Written request
Quote the entries word for word. Omit the pictures.
━━ Entries shown
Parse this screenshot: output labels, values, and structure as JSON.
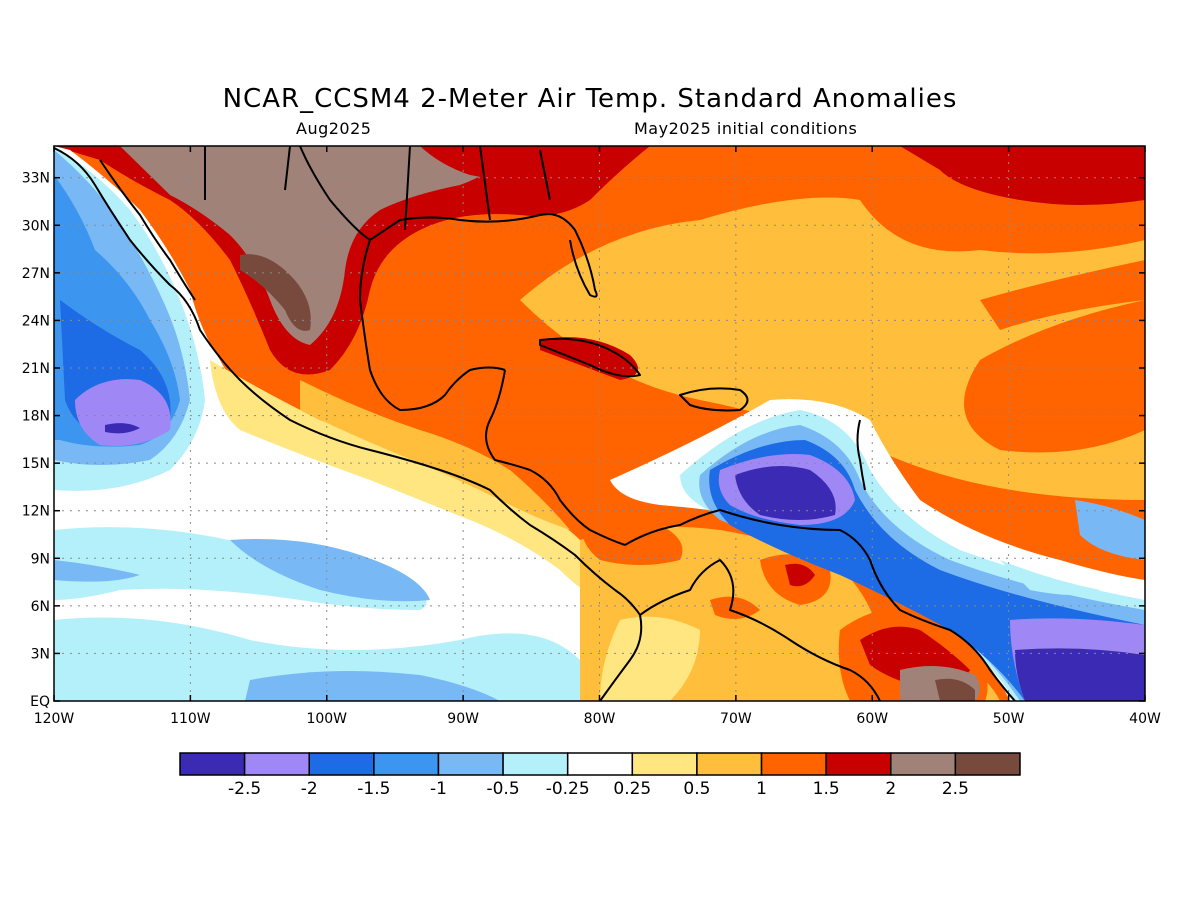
{
  "title": "NCAR_CCSM4 2-Meter Air Temp. Standard Anomalies",
  "valid_month": "Aug2025",
  "init_conditions": "May2025 initial conditions",
  "map": {
    "lon_range": [
      -120,
      -40
    ],
    "lat_range": [
      0,
      35
    ],
    "lat_ticks": [
      {
        "value": 33,
        "label": "33N"
      },
      {
        "value": 30,
        "label": "30N"
      },
      {
        "value": 27,
        "label": "27N"
      },
      {
        "value": 24,
        "label": "24N"
      },
      {
        "value": 21,
        "label": "21N"
      },
      {
        "value": 18,
        "label": "18N"
      },
      {
        "value": 15,
        "label": "15N"
      },
      {
        "value": 12,
        "label": "12N"
      },
      {
        "value": 9,
        "label": "9N"
      },
      {
        "value": 6,
        "label": "6N"
      },
      {
        "value": 3,
        "label": "3N"
      },
      {
        "value": 0,
        "label": "EQ"
      }
    ],
    "lon_ticks": [
      {
        "value": -120,
        "label": "120W"
      },
      {
        "value": -110,
        "label": "110W"
      },
      {
        "value": -100,
        "label": "100W"
      },
      {
        "value": -90,
        "label": "90W"
      },
      {
        "value": -80,
        "label": "80W"
      },
      {
        "value": -70,
        "label": "70W"
      },
      {
        "value": -60,
        "label": "60W"
      },
      {
        "value": -50,
        "label": "50W"
      },
      {
        "value": -40,
        "label": "40W"
      }
    ]
  },
  "colorbar": {
    "colors": [
      "#3b2bb4",
      "#9f88f5",
      "#1e6be6",
      "#3c96f0",
      "#78b9f5",
      "#b4f0fa",
      "#ffffff",
      "#ffe680",
      "#ffbe3c",
      "#ff6400",
      "#c80000",
      "#a08278",
      "#784a3e"
    ],
    "labels": [
      "-2.5",
      "-2",
      "-1.5",
      "-1",
      "-0.5",
      "-0.25",
      "0.25",
      "0.5",
      "1",
      "1.5",
      "2",
      "2.5"
    ]
  }
}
━━━━
Task output
Parse this screenshot: output labels, values, and structure as JSON.
{
  "title": "NCAR_CCSM4 2-Meter Air Temp. Standard Anomalies",
  "valid_month": "Aug2025",
  "init_conditions": "May2025 initial conditions",
  "map": {
    "lon_range": [
      -120,
      -40
    ],
    "lat_range": [
      0,
      35
    ],
    "lat_ticks": [
      {
        "value": 33,
        "label": "33N"
      },
      {
        "value": 30,
        "label": "30N"
      },
      {
        "value": 27,
        "label": "27N"
      },
      {
        "value": 24,
        "label": "24N"
      },
      {
        "value": 21,
        "label": "21N"
      },
      {
        "value": 18,
        "label": "18N"
      },
      {
        "value": 15,
        "label": "15N"
      },
      {
        "value": 12,
        "label": "12N"
      },
      {
        "value": 9,
        "label": "9N"
      },
      {
        "value": 6,
        "label": "6N"
      },
      {
        "value": 3,
        "label": "3N"
      },
      {
        "value": 0,
        "label": "EQ"
      }
    ],
    "lon_ticks": [
      {
        "value": -120,
        "label": "120W"
      },
      {
        "value": -110,
        "label": "110W"
      },
      {
        "value": -100,
        "label": "100W"
      },
      {
        "value": -90,
        "label": "90W"
      },
      {
        "value": -80,
        "label": "80W"
      },
      {
        "value": -70,
        "label": "70W"
      },
      {
        "value": -60,
        "label": "60W"
      },
      {
        "value": -50,
        "label": "50W"
      },
      {
        "value": -40,
        "label": "40W"
      }
    ]
  },
  "colorbar": {
    "colors": [
      "#3b2bb4",
      "#9f88f5",
      "#1e6be6",
      "#3c96f0",
      "#78b9f5",
      "#b4f0fa",
      "#ffffff",
      "#ffe680",
      "#ffbe3c",
      "#ff6400",
      "#c80000",
      "#a08278",
      "#784a3e"
    ],
    "labels": [
      "-2.5",
      "-2",
      "-1.5",
      "-1",
      "-0.5",
      "-0.25",
      "0.25",
      "0.5",
      "1",
      "1.5",
      "2",
      "2.5"
    ]
  }
}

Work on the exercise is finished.